Provided records:
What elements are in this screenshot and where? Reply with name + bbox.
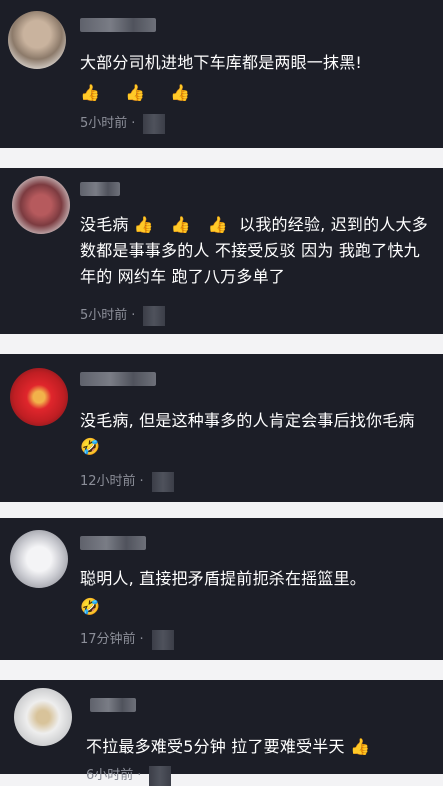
location-blurred: [151, 630, 174, 650]
comment-text: 不拉最多难受5分钟 拉了要难受半天 👍: [86, 734, 436, 760]
laughing-crying-icon: 🤣: [80, 597, 101, 616]
username[interactable]: [80, 372, 156, 386]
username[interactable]: [80, 182, 120, 196]
comment-card: 没毛病, 但是这种事多的人肯定会事后找你毛病 🤣 12小时前 ·: [0, 354, 443, 502]
location-blurred: [151, 472, 174, 492]
username[interactable]: [80, 18, 156, 32]
separator: ·: [131, 308, 136, 323]
username[interactable]: [80, 536, 146, 550]
comment-meta: 12小时前 ·: [80, 472, 174, 492]
comment-text: 没毛病 👍 👍 👍 以我的经验, 迟到的人大多数都是事事多的人 不接受反驳 因为…: [80, 212, 430, 290]
comment-meta: 5小时前 ·: [80, 114, 166, 134]
location-blurred: [149, 766, 172, 786]
comment-body: 聪明人, 直接把矛盾提前扼杀在摇篮里。: [80, 569, 366, 588]
comment-body: 不拉最多难受5分钟 拉了要难受半天: [86, 737, 345, 756]
comment-card: 没毛病 👍 👍 👍 以我的经验, 迟到的人大多数都是事事多的人 不接受反驳 因为…: [0, 168, 443, 334]
comment-meta: 6小时前 ·: [86, 766, 172, 786]
thumbs-up-icon: 👍 👍 👍: [133, 215, 234, 234]
separator: ·: [139, 632, 144, 647]
location-blurred: [143, 306, 166, 326]
comment-card: 聪明人, 直接把矛盾提前扼杀在摇篮里。 🤣 17分钟前 ·: [0, 518, 443, 660]
timestamp: 5小时前: [80, 308, 128, 323]
comment-body: 没毛病, 但是这种事多的人肯定会事后找你毛病: [80, 411, 415, 430]
avatar[interactable]: [14, 688, 72, 746]
comment-meta: 17分钟前 ·: [80, 630, 174, 650]
username[interactable]: [90, 698, 136, 712]
thumbs-up-icon: 👍 👍 👍: [80, 83, 200, 102]
comment-body: 大部分司机进地下车库都是两眼一抹黑!: [80, 53, 363, 72]
thumbs-up-icon: 👍: [349, 737, 371, 756]
comment-card: 大部分司机进地下车库都是两眼一抹黑! 👍 👍 👍 5小时前 ·: [0, 0, 443, 148]
comment-text: 没毛病, 但是这种事多的人肯定会事后找你毛病 🤣: [80, 408, 430, 460]
separator: ·: [137, 768, 142, 783]
avatar[interactable]: [10, 368, 68, 426]
separator: ·: [131, 116, 136, 131]
comment-text: 聪明人, 直接把矛盾提前扼杀在摇篮里。 🤣: [80, 566, 430, 620]
comment-text: 大部分司机进地下车库都是两眼一抹黑! 👍 👍 👍: [80, 50, 430, 106]
avatar[interactable]: [8, 11, 66, 69]
comment-meta: 5小时前 ·: [80, 306, 166, 326]
avatar[interactable]: [10, 530, 68, 588]
timestamp: 12小时前: [80, 474, 136, 489]
avatar[interactable]: [12, 176, 70, 234]
separator: ·: [139, 474, 144, 489]
timestamp: 6小时前: [86, 768, 134, 783]
timestamp: 5小时前: [80, 116, 128, 131]
comment-body-prefix: 没毛病: [80, 215, 129, 234]
location-blurred: [143, 114, 166, 134]
comment-body: 以我的经验, 迟到的人大多数都是事事多的人 不接受反驳 因为 我跑了快九年的 网…: [80, 215, 428, 286]
timestamp: 17分钟前: [80, 632, 136, 647]
comment-card: 不拉最多难受5分钟 拉了要难受半天 👍 6小时前 ·: [0, 680, 443, 786]
laughing-crying-icon: 🤣: [80, 437, 101, 456]
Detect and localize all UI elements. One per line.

The task: Please reproduce only the lines of the records starting with the line with "location-blurred: [151, 630, 174, 650]" and going on through the line with "comment-card: 没毛病, 但是这种事多的人肯定会事后找你毛病". Substitute "handle" for "username" and leave everything else unchanged.

Written solution:
location-blurred: [151, 630, 174, 650]
comment-text: 不拉最多难受5分钟 拉了要难受半天 👍: [86, 734, 436, 760]
laughing-crying-icon: 🤣: [80, 597, 101, 616]
handle[interactable]: [80, 372, 156, 386]
handle[interactable]: [80, 182, 120, 196]
comment-card: 没毛病, 但是这种事多的人肯定会事后找你毛病 🤣 12小时前 ·: [0, 354, 443, 502]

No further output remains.